• **Data provided**
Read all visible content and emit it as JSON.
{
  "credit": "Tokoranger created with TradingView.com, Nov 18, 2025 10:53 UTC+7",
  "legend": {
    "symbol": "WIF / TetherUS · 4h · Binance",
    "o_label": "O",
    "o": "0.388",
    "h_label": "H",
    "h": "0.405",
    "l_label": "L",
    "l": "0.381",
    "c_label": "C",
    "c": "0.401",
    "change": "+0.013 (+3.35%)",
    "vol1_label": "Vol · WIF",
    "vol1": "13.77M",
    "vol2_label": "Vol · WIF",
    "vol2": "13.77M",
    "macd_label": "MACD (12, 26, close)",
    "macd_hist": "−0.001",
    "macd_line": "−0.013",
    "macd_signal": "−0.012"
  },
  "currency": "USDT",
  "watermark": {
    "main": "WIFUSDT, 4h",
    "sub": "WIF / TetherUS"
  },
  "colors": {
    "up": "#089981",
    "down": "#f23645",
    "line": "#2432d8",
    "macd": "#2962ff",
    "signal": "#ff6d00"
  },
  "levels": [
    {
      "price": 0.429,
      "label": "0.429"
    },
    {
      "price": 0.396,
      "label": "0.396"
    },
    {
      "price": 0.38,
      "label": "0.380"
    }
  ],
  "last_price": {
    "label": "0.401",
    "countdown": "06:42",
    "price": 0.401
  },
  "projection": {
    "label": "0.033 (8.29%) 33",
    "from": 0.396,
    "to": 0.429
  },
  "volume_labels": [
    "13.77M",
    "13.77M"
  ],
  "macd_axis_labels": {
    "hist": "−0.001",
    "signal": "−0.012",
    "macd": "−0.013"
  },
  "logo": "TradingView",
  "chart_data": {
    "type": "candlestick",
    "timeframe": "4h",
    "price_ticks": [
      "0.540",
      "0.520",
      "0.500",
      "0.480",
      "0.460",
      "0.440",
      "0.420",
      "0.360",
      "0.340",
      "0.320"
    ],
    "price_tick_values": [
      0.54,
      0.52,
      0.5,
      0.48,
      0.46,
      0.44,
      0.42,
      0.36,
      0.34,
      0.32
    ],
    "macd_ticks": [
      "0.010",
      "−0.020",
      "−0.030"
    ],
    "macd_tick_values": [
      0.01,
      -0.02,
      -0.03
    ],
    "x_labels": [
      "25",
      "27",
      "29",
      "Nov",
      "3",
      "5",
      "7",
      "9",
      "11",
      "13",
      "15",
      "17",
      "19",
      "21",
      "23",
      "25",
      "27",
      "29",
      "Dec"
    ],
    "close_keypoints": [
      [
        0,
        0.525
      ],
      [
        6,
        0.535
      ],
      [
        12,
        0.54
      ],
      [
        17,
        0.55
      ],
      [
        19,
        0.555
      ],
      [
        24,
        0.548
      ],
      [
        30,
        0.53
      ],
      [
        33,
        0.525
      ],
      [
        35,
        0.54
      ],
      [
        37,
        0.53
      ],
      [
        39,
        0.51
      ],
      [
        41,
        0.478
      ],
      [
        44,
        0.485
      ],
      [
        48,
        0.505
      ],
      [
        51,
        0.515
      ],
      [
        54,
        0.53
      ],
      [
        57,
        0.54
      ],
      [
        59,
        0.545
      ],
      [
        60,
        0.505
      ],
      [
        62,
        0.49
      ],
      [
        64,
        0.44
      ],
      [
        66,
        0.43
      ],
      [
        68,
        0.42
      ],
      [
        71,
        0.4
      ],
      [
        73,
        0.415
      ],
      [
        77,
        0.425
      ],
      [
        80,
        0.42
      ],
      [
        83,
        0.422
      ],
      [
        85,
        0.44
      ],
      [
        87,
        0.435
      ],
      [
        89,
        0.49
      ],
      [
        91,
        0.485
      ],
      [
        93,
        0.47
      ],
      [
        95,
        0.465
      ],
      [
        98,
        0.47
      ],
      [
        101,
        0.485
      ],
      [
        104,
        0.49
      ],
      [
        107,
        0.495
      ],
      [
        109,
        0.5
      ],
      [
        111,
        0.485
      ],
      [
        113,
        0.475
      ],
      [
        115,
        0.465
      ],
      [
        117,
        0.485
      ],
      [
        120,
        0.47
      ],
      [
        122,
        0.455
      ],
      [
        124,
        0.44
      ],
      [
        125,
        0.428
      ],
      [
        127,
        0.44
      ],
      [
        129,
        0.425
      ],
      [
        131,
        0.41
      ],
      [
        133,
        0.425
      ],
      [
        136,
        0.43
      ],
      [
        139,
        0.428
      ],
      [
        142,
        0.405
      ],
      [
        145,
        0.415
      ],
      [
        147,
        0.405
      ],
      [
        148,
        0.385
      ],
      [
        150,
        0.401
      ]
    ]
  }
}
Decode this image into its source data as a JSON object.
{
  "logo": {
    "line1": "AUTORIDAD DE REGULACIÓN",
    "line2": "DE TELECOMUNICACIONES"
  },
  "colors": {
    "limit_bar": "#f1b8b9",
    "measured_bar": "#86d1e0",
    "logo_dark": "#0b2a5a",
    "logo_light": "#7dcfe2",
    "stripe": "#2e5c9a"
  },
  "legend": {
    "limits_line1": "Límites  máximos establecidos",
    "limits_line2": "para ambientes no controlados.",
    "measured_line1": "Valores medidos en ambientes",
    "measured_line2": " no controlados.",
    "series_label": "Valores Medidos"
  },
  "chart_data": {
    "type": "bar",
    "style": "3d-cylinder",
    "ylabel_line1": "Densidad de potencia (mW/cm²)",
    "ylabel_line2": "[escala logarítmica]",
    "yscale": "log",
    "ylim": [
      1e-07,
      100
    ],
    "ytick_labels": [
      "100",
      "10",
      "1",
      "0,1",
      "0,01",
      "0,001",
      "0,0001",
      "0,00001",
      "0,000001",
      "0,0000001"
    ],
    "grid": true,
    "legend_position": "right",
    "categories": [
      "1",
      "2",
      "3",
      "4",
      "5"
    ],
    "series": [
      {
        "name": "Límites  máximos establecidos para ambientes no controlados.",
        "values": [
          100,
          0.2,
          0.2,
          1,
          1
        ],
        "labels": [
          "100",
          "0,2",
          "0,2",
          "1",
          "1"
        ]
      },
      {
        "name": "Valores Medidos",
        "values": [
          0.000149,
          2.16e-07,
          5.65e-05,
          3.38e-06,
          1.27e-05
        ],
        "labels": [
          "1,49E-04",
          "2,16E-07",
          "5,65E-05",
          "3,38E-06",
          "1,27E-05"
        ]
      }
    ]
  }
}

• **Your goal**
List every line above that holds the word "Valores".

• **Solution to this problem**
    "measured_line1": "Valores medidos en ambientes",
    "series_label": "Valores Medidos"
        "name": "Valores Medidos",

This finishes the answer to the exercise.